Problem details:
According to the passage on the Distressed Asset Stabilization Program, how long do the mortgages in question tend to be delinquent?

Text passage:
Progressives are objecting to the Distressed Asset Stabilization Program, which "allows mortgages going toward foreclosure to be sold to what HUD calls 'qualified bidders and encourages them to work with borrowers to help bring the loan out of default.'" Those qualified bidders include Wall Street banks, and in the progressive mind, those banks are the root of all evil.

Deep in Politico's article on this we read, "The mortgages in question tend to be delinquent for over two years." Wait, if you don't pay your mortgage for two years, it's considered too mean and harsh to have your mortgage handled by a Wall Street bank?

What's more, last year, HUD announced that under the "loan servicers will now be required to delay foreclosure for a year and to evaluate all borrowers for the Home Affordable Modification Program (HAMP) or a similar loss mitigation program." So there's another potential year's delay. Just how long do these progressive groups think you should be able to avoid paying your mortgage?

Remember when the Castro brothers, along with Wendy Davis, were going to turn Texas blue? Good times, good times.

Ben Carson: Hey, We're All Bad People, Right?

Recorded data:
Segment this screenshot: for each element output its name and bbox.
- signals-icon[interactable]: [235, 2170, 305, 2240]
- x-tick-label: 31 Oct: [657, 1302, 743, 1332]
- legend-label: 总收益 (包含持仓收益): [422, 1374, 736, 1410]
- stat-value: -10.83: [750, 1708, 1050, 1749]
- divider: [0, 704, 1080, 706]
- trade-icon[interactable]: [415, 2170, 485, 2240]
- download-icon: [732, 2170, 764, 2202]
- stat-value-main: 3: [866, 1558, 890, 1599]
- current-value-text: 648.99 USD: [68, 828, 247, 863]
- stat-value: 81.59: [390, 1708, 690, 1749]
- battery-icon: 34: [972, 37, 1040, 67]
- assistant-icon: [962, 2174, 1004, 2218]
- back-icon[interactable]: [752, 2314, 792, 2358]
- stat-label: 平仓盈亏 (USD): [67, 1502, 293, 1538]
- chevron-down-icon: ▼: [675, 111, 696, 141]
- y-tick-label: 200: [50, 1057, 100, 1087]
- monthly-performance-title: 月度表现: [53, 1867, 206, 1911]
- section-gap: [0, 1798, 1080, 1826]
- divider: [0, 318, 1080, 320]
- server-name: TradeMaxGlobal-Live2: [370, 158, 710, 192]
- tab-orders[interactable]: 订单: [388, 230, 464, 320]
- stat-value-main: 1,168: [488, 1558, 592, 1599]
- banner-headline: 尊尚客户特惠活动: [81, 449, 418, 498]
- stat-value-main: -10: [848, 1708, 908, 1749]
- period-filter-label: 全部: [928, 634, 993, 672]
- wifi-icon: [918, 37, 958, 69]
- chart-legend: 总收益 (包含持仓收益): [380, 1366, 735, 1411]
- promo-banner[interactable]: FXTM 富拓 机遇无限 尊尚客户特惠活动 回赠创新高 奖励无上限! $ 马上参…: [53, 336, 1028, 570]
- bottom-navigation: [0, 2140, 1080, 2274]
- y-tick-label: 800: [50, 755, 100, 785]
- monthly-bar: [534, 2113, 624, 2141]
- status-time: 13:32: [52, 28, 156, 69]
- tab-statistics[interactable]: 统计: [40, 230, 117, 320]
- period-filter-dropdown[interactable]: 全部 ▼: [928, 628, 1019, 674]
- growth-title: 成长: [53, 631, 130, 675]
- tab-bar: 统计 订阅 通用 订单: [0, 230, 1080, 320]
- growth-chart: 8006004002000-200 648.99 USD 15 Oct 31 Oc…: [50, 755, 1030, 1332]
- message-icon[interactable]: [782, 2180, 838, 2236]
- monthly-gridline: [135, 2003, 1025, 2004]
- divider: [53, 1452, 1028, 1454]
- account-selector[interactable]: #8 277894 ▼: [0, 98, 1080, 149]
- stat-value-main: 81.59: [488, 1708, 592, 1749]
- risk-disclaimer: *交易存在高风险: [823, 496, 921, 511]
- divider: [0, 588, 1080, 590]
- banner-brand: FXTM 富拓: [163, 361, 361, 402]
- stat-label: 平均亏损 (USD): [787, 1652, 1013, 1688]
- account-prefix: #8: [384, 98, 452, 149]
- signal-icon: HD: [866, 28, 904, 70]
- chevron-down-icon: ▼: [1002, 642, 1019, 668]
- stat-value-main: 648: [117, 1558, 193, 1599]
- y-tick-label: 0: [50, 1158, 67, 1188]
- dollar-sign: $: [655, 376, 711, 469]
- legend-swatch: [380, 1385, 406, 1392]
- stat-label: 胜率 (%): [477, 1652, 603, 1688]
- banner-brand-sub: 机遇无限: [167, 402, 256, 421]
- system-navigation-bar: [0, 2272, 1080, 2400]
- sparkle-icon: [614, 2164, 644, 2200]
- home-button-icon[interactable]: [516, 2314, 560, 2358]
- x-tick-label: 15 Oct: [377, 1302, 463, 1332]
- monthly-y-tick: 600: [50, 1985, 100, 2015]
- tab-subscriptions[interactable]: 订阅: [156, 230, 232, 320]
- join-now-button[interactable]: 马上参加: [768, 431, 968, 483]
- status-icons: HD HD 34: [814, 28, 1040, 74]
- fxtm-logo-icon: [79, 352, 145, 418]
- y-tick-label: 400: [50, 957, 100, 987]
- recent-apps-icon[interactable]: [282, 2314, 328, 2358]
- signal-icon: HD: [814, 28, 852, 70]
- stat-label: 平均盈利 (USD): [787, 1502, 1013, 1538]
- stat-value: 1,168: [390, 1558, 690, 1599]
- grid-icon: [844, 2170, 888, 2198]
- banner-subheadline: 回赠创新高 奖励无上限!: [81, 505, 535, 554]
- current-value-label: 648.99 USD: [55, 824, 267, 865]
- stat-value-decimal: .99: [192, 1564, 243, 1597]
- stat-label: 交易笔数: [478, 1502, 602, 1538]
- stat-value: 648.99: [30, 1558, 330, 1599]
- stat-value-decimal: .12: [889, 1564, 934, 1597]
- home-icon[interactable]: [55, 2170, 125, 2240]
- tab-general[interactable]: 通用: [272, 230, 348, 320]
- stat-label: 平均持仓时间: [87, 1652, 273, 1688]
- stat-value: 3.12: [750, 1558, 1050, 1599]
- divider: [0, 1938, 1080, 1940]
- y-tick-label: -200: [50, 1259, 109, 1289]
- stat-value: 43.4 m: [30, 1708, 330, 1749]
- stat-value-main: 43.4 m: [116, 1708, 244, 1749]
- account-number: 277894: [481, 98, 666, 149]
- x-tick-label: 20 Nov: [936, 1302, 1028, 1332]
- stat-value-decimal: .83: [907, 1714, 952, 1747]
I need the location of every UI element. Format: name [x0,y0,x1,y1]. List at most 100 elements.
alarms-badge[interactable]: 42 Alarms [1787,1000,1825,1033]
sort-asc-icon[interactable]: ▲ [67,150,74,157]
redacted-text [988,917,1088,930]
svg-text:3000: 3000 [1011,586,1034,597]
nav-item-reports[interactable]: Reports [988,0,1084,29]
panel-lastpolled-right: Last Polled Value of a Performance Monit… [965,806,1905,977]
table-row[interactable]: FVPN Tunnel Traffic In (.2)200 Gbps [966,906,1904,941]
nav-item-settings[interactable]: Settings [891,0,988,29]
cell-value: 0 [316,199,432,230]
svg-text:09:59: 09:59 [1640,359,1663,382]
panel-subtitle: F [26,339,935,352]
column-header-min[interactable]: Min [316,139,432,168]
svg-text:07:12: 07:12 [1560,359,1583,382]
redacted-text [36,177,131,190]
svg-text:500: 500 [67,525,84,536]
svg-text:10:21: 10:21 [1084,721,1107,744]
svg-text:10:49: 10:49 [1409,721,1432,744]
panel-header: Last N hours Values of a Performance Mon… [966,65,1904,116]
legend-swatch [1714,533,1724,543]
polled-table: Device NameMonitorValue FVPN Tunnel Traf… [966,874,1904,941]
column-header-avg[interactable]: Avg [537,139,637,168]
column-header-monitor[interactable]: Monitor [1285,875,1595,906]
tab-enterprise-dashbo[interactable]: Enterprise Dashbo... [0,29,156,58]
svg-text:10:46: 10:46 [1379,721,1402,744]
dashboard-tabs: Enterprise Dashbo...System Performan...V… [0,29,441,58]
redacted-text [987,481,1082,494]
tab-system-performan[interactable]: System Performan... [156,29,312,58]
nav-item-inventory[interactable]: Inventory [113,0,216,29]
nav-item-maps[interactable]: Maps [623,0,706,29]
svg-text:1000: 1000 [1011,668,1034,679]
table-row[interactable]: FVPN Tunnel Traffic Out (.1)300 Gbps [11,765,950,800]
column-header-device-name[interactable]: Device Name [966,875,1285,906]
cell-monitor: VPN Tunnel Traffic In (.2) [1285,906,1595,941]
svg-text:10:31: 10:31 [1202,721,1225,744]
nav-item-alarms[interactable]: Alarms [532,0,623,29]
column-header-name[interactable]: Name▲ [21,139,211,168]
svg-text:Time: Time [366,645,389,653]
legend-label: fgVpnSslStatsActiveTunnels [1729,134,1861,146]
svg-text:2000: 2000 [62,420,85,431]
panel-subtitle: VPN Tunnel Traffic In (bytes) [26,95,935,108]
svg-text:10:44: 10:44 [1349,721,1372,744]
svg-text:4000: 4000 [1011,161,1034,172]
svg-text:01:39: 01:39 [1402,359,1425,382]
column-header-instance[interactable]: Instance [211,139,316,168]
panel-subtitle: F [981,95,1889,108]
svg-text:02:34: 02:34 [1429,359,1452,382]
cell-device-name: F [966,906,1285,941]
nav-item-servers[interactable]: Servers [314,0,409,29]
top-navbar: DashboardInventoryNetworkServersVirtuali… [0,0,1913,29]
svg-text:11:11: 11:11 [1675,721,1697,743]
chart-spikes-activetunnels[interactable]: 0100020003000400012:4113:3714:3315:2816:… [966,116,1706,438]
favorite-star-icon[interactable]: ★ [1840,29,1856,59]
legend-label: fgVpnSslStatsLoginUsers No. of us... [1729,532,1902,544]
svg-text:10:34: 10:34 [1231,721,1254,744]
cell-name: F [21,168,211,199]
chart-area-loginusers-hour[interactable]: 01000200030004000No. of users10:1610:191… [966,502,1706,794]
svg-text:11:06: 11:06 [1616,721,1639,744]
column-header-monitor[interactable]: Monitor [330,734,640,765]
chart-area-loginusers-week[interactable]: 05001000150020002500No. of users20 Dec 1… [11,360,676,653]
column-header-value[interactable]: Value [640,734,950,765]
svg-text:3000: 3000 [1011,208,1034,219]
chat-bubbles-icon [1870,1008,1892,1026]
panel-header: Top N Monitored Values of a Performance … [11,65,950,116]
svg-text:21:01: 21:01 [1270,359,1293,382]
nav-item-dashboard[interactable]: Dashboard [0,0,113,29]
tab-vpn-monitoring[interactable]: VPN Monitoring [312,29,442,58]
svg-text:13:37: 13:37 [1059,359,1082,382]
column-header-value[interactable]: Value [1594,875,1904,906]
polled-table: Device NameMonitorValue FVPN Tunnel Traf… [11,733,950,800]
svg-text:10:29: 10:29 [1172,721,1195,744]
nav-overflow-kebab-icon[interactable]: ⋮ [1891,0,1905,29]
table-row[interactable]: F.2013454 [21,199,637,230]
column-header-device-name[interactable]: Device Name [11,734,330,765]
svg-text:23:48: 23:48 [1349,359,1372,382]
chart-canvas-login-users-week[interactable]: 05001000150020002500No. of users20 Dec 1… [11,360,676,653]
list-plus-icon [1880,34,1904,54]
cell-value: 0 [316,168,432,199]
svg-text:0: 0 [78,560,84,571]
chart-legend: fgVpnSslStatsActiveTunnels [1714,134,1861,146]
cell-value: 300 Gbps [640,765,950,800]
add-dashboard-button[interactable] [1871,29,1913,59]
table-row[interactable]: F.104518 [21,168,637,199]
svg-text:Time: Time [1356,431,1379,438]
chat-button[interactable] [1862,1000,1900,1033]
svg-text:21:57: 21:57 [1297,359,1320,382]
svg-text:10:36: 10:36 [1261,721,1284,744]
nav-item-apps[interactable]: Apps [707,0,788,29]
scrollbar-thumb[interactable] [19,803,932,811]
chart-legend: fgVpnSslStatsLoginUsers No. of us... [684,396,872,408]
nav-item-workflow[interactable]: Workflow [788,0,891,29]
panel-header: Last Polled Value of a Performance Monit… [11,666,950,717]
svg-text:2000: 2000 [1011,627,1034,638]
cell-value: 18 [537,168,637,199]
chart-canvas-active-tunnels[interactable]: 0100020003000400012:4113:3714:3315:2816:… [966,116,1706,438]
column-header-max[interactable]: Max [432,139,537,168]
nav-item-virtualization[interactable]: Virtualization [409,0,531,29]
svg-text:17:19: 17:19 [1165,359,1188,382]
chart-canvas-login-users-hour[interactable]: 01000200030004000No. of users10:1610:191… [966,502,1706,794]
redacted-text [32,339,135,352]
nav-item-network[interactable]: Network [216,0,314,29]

Result of this exercise:
For over two years.